• _Objective_
Return the listing below in full, with every line exactly as it is.

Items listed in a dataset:
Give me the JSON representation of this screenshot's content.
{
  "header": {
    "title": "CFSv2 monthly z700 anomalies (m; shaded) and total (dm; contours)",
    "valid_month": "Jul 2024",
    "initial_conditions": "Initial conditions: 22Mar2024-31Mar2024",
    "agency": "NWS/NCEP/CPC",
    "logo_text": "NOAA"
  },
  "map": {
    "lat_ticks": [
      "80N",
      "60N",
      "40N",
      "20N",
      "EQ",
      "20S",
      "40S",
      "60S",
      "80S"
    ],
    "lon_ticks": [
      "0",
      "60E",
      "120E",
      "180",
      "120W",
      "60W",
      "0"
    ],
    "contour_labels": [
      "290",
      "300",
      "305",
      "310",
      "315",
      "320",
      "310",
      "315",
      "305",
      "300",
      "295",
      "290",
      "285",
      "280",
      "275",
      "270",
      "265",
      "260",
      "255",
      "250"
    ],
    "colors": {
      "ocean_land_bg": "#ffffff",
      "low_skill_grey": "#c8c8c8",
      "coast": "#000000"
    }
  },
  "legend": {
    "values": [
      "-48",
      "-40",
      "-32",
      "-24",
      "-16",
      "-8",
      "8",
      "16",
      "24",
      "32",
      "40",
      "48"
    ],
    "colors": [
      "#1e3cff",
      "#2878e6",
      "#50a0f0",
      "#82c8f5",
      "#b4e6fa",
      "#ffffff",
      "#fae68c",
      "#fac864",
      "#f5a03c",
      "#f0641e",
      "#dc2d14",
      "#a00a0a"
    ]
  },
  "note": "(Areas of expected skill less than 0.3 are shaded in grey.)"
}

• _Solution to the exercise_
Give me the JSON representation of this screenshot's content.
{
  "header": {
    "title": "CFSv2 monthly z700 anomalies (m; shaded) and total (dm; contours)",
    "valid_month": "Jul 2024",
    "initial_conditions": "Initial conditions: 22Mar2024-31Mar2024",
    "agency": "NWS/NCEP/CPC",
    "logo_text": "NOAA"
  },
  "map": {
    "lat_ticks": [
      "80N",
      "60N",
      "40N",
      "20N",
      "EQ",
      "20S",
      "40S",
      "60S",
      "80S"
    ],
    "lon_ticks": [
      "0",
      "60E",
      "120E",
      "180",
      "120W",
      "60W",
      "0"
    ],
    "contour_labels": [
      "290",
      "300",
      "305",
      "310",
      "315",
      "320",
      "310",
      "315",
      "305",
      "300",
      "295",
      "290",
      "285",
      "280",
      "275",
      "270",
      "265",
      "260",
      "255",
      "250"
    ],
    "colors": {
      "ocean_land_bg": "#ffffff",
      "low_skill_grey": "#c8c8c8",
      "coast": "#000000"
    }
  },
  "legend": {
    "values": [
      "-48",
      "-40",
      "-32",
      "-24",
      "-16",
      "-8",
      "8",
      "16",
      "24",
      "32",
      "40",
      "48"
    ],
    "colors": [
      "#1e3cff",
      "#2878e6",
      "#50a0f0",
      "#82c8f5",
      "#b4e6fa",
      "#ffffff",
      "#fae68c",
      "#fac864",
      "#f5a03c",
      "#f0641e",
      "#dc2d14",
      "#a00a0a"
    ]
  },
  "note": "(Areas of expected skill less than 0.3 are shaded in grey.)"
}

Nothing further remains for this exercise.